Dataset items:
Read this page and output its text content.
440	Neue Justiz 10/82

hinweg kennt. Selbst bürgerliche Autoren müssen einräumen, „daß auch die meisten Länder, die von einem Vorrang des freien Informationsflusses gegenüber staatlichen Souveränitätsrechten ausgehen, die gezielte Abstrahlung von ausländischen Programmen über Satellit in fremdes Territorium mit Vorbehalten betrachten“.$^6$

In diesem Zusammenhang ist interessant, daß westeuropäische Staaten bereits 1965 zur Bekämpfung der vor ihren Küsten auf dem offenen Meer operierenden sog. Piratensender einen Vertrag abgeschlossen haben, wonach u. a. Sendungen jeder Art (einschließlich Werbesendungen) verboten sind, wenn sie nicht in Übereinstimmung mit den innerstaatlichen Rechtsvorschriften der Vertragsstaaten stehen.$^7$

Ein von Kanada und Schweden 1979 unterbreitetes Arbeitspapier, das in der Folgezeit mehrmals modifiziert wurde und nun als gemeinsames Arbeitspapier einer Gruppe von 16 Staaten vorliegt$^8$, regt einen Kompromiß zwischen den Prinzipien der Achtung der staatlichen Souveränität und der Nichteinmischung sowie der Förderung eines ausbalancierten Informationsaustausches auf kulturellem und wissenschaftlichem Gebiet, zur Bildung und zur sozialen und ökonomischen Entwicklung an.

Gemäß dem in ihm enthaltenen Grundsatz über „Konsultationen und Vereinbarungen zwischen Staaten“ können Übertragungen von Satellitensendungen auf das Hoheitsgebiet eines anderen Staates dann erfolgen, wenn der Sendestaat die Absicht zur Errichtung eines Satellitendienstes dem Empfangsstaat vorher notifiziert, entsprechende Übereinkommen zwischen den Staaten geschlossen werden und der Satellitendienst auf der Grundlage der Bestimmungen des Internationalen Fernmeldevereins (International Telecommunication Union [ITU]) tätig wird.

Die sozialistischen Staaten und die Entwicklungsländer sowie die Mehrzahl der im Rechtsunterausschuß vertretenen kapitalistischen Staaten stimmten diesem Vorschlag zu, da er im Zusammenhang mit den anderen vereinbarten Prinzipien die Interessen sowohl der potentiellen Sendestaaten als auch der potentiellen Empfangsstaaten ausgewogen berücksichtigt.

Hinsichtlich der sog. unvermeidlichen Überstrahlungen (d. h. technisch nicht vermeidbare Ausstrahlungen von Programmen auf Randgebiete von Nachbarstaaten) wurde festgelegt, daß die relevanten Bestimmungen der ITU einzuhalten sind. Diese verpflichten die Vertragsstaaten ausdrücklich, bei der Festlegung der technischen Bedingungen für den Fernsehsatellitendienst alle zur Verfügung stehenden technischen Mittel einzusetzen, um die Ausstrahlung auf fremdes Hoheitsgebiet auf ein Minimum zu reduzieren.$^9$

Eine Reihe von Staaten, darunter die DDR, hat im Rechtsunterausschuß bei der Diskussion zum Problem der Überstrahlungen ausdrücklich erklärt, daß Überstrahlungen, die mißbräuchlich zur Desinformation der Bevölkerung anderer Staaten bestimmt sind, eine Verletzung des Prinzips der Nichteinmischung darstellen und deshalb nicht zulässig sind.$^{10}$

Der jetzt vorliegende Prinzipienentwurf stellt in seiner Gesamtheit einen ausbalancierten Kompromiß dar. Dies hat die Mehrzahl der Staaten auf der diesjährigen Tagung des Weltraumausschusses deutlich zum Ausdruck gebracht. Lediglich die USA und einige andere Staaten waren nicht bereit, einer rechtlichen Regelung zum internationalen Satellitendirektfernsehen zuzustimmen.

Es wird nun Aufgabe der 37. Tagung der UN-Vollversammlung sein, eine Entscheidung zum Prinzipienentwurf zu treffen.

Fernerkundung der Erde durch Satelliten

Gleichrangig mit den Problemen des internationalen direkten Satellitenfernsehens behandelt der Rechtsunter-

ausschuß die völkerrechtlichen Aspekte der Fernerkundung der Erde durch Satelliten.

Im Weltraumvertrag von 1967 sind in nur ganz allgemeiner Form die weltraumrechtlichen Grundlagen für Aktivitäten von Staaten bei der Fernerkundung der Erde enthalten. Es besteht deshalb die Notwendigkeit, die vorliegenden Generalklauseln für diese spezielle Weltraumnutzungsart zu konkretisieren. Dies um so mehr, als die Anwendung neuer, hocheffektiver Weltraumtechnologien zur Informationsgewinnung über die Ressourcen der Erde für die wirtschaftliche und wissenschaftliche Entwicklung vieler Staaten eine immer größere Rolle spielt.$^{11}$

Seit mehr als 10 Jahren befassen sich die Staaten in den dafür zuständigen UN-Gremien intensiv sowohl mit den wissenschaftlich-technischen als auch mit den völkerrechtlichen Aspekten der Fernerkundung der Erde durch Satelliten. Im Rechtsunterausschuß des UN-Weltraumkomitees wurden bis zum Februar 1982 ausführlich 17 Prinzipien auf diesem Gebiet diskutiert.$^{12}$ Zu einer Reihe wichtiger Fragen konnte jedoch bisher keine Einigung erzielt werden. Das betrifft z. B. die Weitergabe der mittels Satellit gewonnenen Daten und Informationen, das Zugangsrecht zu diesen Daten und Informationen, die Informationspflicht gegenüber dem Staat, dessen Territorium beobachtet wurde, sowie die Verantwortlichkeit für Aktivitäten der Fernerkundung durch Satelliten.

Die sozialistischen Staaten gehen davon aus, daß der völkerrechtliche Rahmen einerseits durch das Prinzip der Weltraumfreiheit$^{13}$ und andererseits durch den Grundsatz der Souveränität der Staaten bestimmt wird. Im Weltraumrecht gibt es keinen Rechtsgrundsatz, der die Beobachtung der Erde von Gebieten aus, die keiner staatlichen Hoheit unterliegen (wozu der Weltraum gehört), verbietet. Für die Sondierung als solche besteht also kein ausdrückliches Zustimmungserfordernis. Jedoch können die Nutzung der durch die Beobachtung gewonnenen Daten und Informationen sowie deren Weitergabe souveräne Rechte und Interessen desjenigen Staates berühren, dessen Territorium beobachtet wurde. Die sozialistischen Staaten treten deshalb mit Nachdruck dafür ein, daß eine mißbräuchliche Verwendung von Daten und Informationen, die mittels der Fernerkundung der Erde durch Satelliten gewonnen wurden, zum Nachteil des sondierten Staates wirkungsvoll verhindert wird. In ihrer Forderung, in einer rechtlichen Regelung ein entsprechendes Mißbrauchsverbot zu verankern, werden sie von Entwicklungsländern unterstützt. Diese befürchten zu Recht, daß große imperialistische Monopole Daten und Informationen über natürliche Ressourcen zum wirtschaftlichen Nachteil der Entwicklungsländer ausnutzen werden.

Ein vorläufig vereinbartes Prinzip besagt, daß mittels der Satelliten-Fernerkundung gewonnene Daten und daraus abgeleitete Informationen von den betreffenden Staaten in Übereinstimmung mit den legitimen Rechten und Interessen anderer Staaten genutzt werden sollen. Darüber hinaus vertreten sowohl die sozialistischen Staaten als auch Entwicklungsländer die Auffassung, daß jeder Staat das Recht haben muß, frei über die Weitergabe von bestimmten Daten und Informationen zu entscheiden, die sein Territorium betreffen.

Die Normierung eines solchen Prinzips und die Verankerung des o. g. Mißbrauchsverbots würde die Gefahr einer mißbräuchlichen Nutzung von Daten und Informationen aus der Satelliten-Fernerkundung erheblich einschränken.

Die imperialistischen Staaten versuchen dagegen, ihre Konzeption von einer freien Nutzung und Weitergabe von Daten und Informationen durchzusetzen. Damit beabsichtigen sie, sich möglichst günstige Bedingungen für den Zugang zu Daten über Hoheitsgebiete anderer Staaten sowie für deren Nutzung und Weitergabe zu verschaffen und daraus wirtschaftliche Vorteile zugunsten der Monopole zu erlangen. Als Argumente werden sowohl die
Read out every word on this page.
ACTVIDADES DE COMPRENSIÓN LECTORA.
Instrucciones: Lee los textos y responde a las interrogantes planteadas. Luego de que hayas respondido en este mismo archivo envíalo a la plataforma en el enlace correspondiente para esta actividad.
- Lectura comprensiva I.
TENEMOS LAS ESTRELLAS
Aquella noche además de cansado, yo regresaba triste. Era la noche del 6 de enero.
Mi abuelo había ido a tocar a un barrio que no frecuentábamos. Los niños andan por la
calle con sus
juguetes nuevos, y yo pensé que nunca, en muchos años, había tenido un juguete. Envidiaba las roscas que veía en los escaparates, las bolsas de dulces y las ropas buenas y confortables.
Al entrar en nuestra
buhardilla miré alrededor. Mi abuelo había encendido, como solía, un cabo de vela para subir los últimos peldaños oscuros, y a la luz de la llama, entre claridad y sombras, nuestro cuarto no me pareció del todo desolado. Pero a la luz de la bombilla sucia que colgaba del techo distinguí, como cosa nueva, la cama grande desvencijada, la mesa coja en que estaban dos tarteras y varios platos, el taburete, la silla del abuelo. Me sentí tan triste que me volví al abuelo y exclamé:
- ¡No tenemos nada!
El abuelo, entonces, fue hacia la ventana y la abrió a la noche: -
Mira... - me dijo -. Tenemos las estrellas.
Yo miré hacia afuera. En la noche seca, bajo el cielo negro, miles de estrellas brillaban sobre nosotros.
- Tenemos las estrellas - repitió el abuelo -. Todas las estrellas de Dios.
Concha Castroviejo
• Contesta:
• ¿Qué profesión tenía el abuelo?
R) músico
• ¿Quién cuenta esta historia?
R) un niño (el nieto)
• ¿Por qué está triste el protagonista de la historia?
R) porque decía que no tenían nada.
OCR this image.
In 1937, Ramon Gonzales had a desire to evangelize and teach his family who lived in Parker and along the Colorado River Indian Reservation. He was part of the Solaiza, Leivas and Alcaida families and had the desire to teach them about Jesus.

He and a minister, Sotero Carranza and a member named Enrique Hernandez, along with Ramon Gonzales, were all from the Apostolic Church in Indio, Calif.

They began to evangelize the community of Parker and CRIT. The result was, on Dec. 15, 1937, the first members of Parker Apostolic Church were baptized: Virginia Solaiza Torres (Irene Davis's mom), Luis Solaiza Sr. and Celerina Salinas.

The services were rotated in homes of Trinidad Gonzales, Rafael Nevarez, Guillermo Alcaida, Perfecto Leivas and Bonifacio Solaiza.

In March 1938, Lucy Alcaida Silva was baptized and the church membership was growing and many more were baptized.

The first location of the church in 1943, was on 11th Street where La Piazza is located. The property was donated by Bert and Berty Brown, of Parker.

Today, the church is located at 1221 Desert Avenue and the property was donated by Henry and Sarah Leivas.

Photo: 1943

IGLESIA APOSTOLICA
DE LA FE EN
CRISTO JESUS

> [EXERCISE BRIEF] Tally the lines of the material above that contain the word "anderen" and report the total alone.

> [SOLUTION FOR THIS TASK] 2